There is another layer that we haven’t talked about yet. The Statistic layer. This is often overlooked, as the geom you use tends to do this correctly behind the scenes. However, sometimes your chart won’t work correctly, and it’s because the statistical transformation that ggplot is trying to do can’t be done the way you told it to.
For example, a Bar chart. The numbers the bar chart is plotting are not numbers reported in the dataset. There is an underlying calculation happening - it counts the rows and plots THAT number.
dat_ozone_long %>%
filter(DateTime >= as.Date('2017-05-01') & DateTime <= as.Date('2017-10-01')) %>%
ggplot(aes(x = Measure)) +
geom_bar()For instance, what we have shown with this barchart is that there are ~3700 measurements for each “Measure” in our dataset. What geom_bar did was count the rows of each measure, and then plot that count. The default statistic for geom_bar is “count”.
Proof:
## starting httpd help server ... done
Also notice that we only fed the geom_bar an x aesthetic - that’s because you can’t map a y aesthetic. For instance:
# same exact code, but with a y aes mapped
# dat_ozone_long %>%
# filter(DateTime >= as.Date('2017-05-01') & DateTime <= as.Date('2017-10-01')) %>%
# ggplot(aes(x = Measure, y = Values)) +
# geom_bar()The error says, “Error: stat_count() can only have an x or y aesthetic.” The stat that bar charts use is, “stat_count”, and it can’t use that y aes!
Another stat that is being done behind the scenes is in a histogram.
dat_ozone_long %>%
filter(DateTime >= as.Date('2017-05-01') & DateTime <= as.Date('2017-10-01'), Measure == "o3") %>%
ggplot(aes(x = Values)) +
geom_histogram() +
scale_y_continuous(limits = c(0, 400), expand = c(0,0)) + #commands to set the scale manually. This also removed the whitespace below "0" and above the x axis. Try removing it and see for yourself.

Data rows -
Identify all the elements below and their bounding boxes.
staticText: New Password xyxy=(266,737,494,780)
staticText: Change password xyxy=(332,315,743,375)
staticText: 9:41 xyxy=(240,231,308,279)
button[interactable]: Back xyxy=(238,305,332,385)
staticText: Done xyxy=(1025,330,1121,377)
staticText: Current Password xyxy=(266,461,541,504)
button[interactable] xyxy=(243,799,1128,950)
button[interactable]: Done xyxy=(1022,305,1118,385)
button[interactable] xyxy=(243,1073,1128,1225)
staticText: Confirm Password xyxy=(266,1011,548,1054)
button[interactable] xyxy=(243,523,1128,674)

Exercise directions - Revise the passage on the ggplot statistic layer from "There is another" to "plots THAT number.", putting "statistical calculation" where it says "statistical transformation". The records are separate material, not part of the passage on the ggplot statistic layer.

Exercise answer -
There is another layer that we haven’t talked about yet. The Statistic layer. This is often overlooked, as the geom you use tends to do this correctly behind the scenes. However, sometimes your chart won’t work correctly, and it’s because the statistical calculation that ggplot is trying to do can’t be done the way you told it to.
For example, a Bar chart. The numbers the bar chart is plotting are not numbers reported in the dataset. There is an underlying calculation happening - it counts the rows and plots THAT number.